Your instructions:
All of the data should be output character for character, except the pictures.

The records:
▼

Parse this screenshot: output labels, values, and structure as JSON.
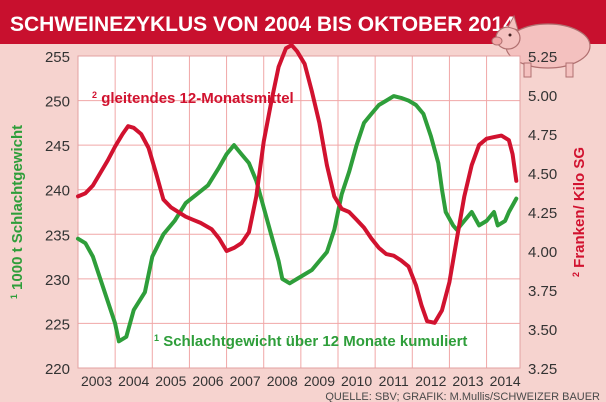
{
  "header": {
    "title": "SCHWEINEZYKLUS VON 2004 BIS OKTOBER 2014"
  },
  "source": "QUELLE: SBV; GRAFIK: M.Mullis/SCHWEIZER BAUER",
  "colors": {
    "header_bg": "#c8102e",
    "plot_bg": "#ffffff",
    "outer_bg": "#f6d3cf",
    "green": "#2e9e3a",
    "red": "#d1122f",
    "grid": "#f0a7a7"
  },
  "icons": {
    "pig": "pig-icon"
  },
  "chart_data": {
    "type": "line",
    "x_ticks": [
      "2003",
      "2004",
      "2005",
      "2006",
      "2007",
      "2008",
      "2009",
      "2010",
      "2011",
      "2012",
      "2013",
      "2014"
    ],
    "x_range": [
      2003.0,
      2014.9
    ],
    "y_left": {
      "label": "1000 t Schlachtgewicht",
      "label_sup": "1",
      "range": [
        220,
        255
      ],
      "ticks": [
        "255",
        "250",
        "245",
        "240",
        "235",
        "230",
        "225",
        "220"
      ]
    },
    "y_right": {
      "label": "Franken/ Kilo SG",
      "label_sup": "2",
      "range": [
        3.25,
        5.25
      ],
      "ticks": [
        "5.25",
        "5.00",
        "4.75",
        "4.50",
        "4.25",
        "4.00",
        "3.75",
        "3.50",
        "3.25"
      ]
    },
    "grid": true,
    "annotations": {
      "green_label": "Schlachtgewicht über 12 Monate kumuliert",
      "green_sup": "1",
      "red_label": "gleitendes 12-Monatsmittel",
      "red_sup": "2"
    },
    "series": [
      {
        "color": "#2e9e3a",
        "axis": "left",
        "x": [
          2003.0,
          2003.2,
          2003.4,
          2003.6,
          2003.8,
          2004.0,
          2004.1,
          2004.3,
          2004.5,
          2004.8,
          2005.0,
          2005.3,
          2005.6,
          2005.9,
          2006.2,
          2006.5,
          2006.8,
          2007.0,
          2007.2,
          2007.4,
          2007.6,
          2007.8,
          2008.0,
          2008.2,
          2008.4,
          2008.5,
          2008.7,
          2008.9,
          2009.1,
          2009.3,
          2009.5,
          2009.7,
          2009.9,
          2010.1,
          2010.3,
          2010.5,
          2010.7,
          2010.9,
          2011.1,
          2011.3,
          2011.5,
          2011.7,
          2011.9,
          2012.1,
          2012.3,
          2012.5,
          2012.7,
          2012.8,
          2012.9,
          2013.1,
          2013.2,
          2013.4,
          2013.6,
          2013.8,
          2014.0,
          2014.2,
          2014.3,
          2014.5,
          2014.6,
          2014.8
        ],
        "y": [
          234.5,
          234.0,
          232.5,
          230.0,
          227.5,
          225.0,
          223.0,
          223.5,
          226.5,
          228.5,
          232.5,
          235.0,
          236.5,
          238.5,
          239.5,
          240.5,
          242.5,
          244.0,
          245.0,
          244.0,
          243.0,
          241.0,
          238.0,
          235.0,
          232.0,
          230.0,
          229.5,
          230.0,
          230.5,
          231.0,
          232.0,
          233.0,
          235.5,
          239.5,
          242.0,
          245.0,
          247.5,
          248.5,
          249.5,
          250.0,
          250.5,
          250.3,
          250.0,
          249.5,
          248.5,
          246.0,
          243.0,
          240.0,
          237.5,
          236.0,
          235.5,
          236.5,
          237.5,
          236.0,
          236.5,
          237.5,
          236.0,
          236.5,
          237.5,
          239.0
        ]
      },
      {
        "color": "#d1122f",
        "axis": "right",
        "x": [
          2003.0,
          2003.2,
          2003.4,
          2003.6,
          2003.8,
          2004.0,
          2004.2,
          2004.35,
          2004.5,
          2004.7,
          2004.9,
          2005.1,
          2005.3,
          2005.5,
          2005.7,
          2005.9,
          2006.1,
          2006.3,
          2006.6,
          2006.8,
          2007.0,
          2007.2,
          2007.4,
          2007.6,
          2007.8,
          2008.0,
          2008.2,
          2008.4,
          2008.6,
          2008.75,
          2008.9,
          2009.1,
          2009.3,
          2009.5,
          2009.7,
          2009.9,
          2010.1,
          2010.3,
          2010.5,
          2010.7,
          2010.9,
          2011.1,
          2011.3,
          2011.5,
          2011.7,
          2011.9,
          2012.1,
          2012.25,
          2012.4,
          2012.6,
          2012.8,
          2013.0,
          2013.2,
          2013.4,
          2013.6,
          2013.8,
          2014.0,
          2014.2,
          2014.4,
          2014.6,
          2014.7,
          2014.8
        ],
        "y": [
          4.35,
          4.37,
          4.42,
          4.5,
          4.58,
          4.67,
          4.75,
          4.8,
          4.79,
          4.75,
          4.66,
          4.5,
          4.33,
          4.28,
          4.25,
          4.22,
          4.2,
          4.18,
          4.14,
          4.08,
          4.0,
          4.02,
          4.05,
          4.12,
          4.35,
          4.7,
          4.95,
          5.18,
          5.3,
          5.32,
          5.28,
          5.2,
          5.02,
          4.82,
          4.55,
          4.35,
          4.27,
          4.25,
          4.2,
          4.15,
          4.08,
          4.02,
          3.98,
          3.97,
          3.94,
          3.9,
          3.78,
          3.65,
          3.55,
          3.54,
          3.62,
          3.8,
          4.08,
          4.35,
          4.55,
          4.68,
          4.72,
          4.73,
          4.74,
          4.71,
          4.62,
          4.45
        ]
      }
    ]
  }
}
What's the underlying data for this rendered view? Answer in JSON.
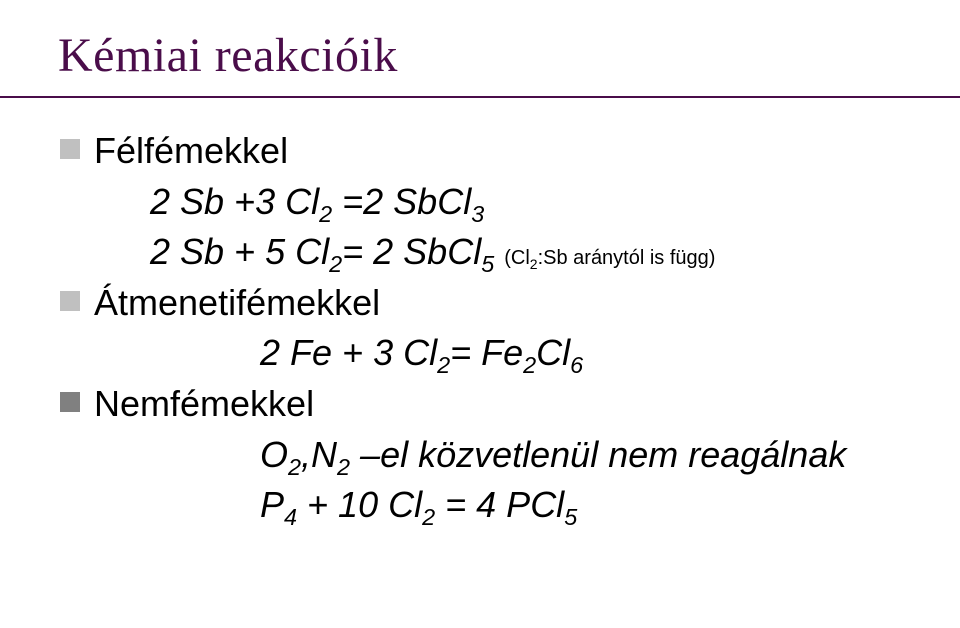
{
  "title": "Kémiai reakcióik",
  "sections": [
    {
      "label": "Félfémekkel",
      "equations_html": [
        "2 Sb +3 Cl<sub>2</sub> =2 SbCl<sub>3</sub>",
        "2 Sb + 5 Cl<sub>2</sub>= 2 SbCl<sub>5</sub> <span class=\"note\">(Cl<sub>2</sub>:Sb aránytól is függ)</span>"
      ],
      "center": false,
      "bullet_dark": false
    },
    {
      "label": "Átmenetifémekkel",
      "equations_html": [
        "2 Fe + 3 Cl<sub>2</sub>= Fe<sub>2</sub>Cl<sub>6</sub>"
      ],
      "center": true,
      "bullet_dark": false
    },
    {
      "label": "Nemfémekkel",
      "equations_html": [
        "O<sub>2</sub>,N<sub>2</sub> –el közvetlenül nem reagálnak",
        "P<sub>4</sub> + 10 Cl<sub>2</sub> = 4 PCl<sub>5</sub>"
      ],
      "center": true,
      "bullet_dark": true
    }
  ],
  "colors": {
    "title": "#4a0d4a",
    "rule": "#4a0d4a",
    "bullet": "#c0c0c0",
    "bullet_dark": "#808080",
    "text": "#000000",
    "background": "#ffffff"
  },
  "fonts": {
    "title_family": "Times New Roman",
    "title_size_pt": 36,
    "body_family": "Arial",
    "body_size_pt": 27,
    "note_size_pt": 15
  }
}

▲

Task solution:
Parse this screenshot: output labels, values, and structure as JSON.
{
  "header": {
    "title": "SCHWEINEZYKLUS VON 2004 BIS OKTOBER 2014"
  },
  "source": "QUELLE: SBV; GRAFIK: M.Mullis/SCHWEIZER BAUER",
  "colors": {
    "header_bg": "#c8102e",
    "plot_bg": "#ffffff",
    "outer_bg": "#f6d3cf",
    "green": "#2e9e3a",
    "red": "#d1122f",
    "grid": "#f0a7a7"
  },
  "icons": {
    "pig": "pig-icon"
  },
  "chart_data": {
    "type": "line",
    "x_ticks": [
      "2003",
      "2004",
      "2005",
      "2006",
      "2007",
      "2008",
      "2009",
      "2010",
      "2011",
      "2012",
      "2013",
      "2014"
    ],
    "x_range": [
      2003.0,
      2014.9
    ],
    "y_left": {
      "label": "1000 t Schlachtgewicht",
      "label_sup": "1",
      "range": [
        220,
        255
      ],
      "ticks": [
        "255",
        "250",
        "245",
        "240",
        "235",
        "230",
        "225",
        "220"
      ]
    },
    "y_right": {
      "label": "Franken/ Kilo SG",
      "label_sup": "2",
      "range": [
        3.25,
        5.25
      ],
      "ticks": [
        "5.25",
        "5.00",
        "4.75",
        "4.50",
        "4.25",
        "4.00",
        "3.75",
        "3.50",
        "3.25"
      ]
    },
    "grid": true,
    "annotations": {
      "green_label": "Schlachtgewicht über 12 Monate kumuliert",
      "green_sup": "1",
      "red_label": "gleitendes 12-Monatsmittel",
      "red_sup": "2"
    },
    "series": [
      {
        "color": "#2e9e3a",
        "axis": "left",
        "x": [
          2003.0,
          2003.2,
          2003.4,
          2003.6,
          2003.8,
          2004.0,
          2004.1,
          2004.3,
          2004.5,
          2004.8,
          2005.0,
          2005.3,
          2005.6,
          2005.9,
          2006.2,
          2006.5,
          2006.8,
          2007.0,
          2007.2,
          2007.4,
          2007.6,
          2007.8,
          2008.0,
          2008.2,
          2008.4,
          2008.5,
          2008.7,
          2008.9,
          2009.1,
          2009.3,
          2009.5,
          2009.7,
          2009.9,
          2010.1,
          2010.3,
          2010.5,
          2010.7,
          2010.9,
          2011.1,
          2011.3,
          2011.5,
          2011.7,
          2011.9,
          2012.1,
          2012.3,
          2012.5,
          2012.7,
          2012.8,
          2012.9,
          2013.1,
          2013.2,
          2013.4,
          2013.6,
          2013.8,
          2014.0,
          2014.2,
          2014.3,
          2014.5,
          2014.6,
          2014.8
        ],
        "y": [
          234.5,
          234.0,
          232.5,
          230.0,
          227.5,
          225.0,
          223.0,
          223.5,
          226.5,
          228.5,
          232.5,
          235.0,
          236.5,
          238.5,
          239.5,
          240.5,
          242.5,
          244.0,
          245.0,
          244.0,
          243.0,
          241.0,
          238.0,
          235.0,
          232.0,
          230.0,
          229.5,
          230.0,
          230.5,
          231.0,
          232.0,
          233.0,
          235.5,
          239.5,
          242.0,
          245.0,
          247.5,
          248.5,
          249.5,
          250.0,
          250.5,
          250.3,
          250.0,
          249.5,
          248.5,
          246.0,
          243.0,
          240.0,
          237.5,
          236.0,
          235.5,
          236.5,
          237.5,
          236.0,
          236.5,
          237.5,
          236.0,
          236.5,
          237.5,
          239.0
        ]
      },
      {
        "color": "#d1122f",
        "axis": "right",
        "x": [
          2003.0,
          2003.2,
          2003.4,
          2003.6,
          2003.8,
          2004.0,
          2004.2,
          2004.35,
          2004.5,
          2004.7,
          2004.9,
          2005.1,
          2005.3,
          2005.5,
          2005.7,
          2005.9,
          2006.1,
          2006.3,
          2006.6,
          2006.8,
          2007.0,
          2007.2,
          2007.4,
          2007.6,
          2007.8,
          2008.0,
          2008.2,
          2008.4,
          2008.6,
          2008.75,
          2008.9,
          2009.1,
          2009.3,
          2009.5,
          2009.7,
          2009.9,
          2010.1,
          2010.3,
          2010.5,
          2010.7,
          2010.9,
          2011.1,
          2011.3,
          2011.5,
          2011.7,
          2011.9,
          2012.1,
          2012.25,
          2012.4,
          2012.6,
          2012.8,
          2013.0,
          2013.2,
          2013.4,
          2013.6,
          2013.8,
          2014.0,
          2014.2,
          2014.4,
          2014.6,
          2014.7,
          2014.8
        ],
        "y": [
          4.35,
          4.37,
          4.42,
          4.5,
          4.58,
          4.67,
          4.75,
          4.8,
          4.79,
          4.75,
          4.66,
          4.5,
          4.33,
          4.28,
          4.25,
          4.22,
          4.2,
          4.18,
          4.14,
          4.08,
          4.0,
          4.02,
          4.05,
          4.12,
          4.35,
          4.7,
          4.95,
          5.18,
          5.3,
          5.32,
          5.28,
          5.2,
          5.02,
          4.82,
          4.55,
          4.35,
          4.27,
          4.25,
          4.2,
          4.15,
          4.08,
          4.02,
          3.98,
          3.97,
          3.94,
          3.9,
          3.78,
          3.65,
          3.55,
          3.54,
          3.62,
          3.8,
          4.08,
          4.35,
          4.55,
          4.68,
          4.72,
          4.73,
          4.74,
          4.71,
          4.62,
          4.45
        ]
      }
    ]
  }
}
What's the underlying data for this rendered view? Answer in JSON.
{
  "title": "Kémiai reakcióik",
  "sections": [
    {
      "label": "Félfémekkel",
      "equations_html": [
        "2 Sb +3 Cl<sub>2</sub> =2 SbCl<sub>3</sub>",
        "2 Sb + 5 Cl<sub>2</sub>= 2 SbCl<sub>5</sub> <span class=\"note\">(Cl<sub>2</sub>:Sb aránytól is függ)</span>"
      ],
      "center": false,
      "bullet_dark": false
    },
    {
      "label": "Átmenetifémekkel",
      "equations_html": [
        "2 Fe + 3 Cl<sub>2</sub>= Fe<sub>2</sub>Cl<sub>6</sub>"
      ],
      "center": true,
      "bullet_dark": false
    },
    {
      "label": "Nemfémekkel",
      "equations_html": [
        "O<sub>2</sub>,N<sub>2</sub> –el közvetlenül nem reagálnak",
        "P<sub>4</sub> + 10 Cl<sub>2</sub> = 4 PCl<sub>5</sub>"
      ],
      "center": true,
      "bullet_dark": true
    }
  ],
  "colors": {
    "title": "#4a0d4a",
    "rule": "#4a0d4a",
    "bullet": "#c0c0c0",
    "bullet_dark": "#808080",
    "text": "#000000",
    "background": "#ffffff"
  },
  "fonts": {
    "title_family": "Times New Roman",
    "title_size_pt": 36,
    "body_family": "Arial",
    "body_size_pt": 27,
    "note_size_pt": 15
  }
}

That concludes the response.